◆ **Selected extract**:
::::
When cloud backups were not yet standard on Android, Arth Patel built Contacts Backup, one of the platform’s first apps to let users backup their contacts to the cloud, long before Google’s native solutions were reliable or widely adopted. Created entirely solo using PHP and shared hosting, the app prioritized simplicity and trust. It grew to serve over 800,000 users, backed up more than 100 million contacts, and even earned informal recommendations from T-Mobile support teams.
In this Q&A, Arth shares how he built and scaled the app without a team, personally supported users, and designed for real-world failure. He also reflects on how those early lessons translated to his work on Instagram Direct and cross-app account switching at Meta. Now a recognized expert in mobile infrastructure, Arth was recently invited to speak at MobileSoft 2025 on Conquering iOS PREQ Challenges. His story is a reminder that thoughtful, resilient engineering often begins with solving one real problem well.
::::
◆ **Record extracts**:
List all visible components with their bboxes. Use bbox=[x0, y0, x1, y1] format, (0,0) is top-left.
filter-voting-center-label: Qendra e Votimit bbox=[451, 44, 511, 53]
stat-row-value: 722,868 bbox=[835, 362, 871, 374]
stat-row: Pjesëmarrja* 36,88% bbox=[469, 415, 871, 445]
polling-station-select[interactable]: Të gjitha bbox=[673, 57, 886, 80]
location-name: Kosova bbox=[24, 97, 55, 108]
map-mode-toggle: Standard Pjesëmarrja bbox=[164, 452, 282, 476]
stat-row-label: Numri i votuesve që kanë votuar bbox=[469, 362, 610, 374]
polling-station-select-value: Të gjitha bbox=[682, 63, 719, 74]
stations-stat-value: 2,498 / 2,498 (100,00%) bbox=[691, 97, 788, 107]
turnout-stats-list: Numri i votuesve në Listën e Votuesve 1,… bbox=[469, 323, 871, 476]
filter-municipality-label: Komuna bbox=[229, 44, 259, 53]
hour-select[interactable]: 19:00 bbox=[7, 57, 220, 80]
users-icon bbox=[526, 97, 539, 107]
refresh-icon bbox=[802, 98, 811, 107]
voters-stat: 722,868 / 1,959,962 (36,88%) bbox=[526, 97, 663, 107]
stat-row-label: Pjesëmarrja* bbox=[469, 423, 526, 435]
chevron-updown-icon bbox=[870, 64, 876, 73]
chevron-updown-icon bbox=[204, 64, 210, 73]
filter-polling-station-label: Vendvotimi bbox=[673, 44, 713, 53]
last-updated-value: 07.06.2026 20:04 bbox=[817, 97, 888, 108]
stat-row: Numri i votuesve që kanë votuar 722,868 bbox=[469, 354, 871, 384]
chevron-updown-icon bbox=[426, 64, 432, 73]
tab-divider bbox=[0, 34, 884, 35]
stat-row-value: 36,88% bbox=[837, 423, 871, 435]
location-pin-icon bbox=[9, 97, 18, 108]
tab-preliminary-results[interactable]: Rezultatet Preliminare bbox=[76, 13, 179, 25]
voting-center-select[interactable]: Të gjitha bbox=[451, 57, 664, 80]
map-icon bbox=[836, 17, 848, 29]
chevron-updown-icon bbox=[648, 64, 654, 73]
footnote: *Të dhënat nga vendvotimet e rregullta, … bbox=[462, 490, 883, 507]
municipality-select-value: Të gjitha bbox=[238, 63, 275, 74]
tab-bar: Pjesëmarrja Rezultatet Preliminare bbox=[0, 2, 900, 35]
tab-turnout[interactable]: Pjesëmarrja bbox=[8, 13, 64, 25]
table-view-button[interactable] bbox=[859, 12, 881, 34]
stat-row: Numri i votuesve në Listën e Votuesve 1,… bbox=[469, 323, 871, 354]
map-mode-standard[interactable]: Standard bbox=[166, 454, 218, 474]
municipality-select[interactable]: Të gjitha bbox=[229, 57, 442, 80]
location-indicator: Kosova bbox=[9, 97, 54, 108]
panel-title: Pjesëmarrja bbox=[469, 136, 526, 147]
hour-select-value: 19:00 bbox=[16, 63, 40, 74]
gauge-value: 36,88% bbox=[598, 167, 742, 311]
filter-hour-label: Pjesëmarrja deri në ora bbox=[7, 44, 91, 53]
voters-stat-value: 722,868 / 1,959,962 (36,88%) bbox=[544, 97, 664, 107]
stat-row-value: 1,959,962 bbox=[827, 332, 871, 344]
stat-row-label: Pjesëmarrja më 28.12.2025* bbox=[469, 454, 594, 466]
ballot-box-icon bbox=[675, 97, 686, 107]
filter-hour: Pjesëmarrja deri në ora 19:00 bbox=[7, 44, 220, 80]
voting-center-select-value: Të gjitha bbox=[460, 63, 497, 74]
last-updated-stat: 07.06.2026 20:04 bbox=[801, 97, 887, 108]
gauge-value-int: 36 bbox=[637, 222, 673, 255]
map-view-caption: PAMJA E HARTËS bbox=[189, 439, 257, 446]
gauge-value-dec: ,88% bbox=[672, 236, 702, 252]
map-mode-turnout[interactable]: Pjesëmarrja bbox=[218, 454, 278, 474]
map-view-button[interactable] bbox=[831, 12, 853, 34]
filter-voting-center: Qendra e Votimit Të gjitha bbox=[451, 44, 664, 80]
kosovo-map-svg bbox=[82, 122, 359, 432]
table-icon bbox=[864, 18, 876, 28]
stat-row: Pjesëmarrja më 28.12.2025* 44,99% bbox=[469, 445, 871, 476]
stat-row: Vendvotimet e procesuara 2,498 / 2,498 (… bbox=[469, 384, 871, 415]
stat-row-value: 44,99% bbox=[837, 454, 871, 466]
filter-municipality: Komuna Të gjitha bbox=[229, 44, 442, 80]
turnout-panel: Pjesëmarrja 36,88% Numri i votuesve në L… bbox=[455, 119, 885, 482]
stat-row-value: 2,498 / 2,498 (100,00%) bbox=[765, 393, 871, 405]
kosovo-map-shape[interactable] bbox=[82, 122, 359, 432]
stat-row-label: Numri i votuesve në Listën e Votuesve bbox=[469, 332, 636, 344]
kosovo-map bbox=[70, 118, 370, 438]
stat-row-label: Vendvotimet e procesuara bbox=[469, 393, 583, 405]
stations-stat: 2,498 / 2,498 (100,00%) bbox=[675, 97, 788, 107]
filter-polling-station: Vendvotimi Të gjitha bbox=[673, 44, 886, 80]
::::
◆ **Work instructions**:
**A)** Quote the passage about Arth Patel and Contacts Backup word for word, from "In this Q&A, Arth" to "real problem well.".
**B)** Extend the passage about Arth Patel and Contacts Backup, picking up after its final sentence.

◆ **Answers to this exercise**:
**A)**
In this Q&A, Arth shares how he built and scaled the app without a team, personally supported users, and designed for real-world failure. He also reflects on how those early lessons translated to his work on Instagram Direct and cross-app account switching at Meta. Now a recognized expert in mobile infrastructure, Arth was recently invited to speak at MobileSoft 2025 on Conquering iOS PREQ Challenges. His story is a reminder that thoughtful, resilient engineering often begins with solving one real problem well.

**B)**
Patel: It started with a simple pain point I saw everywhere, people losing their phones and, with them, years of contacts. Back in 2012, Android didn’t offer reliable cloud sync for all devices. Even when it was available, many users didn’t have it enabled or didn’t know it existed. The only real alternative was exporting to SD cards or manually re-entering everything. I wanted to create something that just worked, an app that backed up and restored contacts reliably, with minimal effort. That was the motivation behind Contacts Backup.
Patel: I didn’t have cloud credits or a DevOps team. I had shared hosting and PHP. I built a simple backend that accepted contacts as JSON, wrote them to disk, and returned success or error codes. Every decision was driven by constraints. I had to keep it lean, fault-tolerant, and easy to monitor. I wrote defensive logic to handle upload failures and malformed input, and I monitored logs manually. It sounds primitive today, but it worked. And it taught me how to think about reliability from day one, even without enterprise tools.
Patel: The app required users to sign up with a username and password, and there was a basic onboarding screen that explained how the backup and restore process worked. But once logged in, users stayed authenticated, and the core experience was stripped down to two main buttons: Backup and Restore. No deep menus, no distractions. I designed it with the mindset that someone opening the app might be stressed or worried about losing data, so it had to be quick, clear, and calming.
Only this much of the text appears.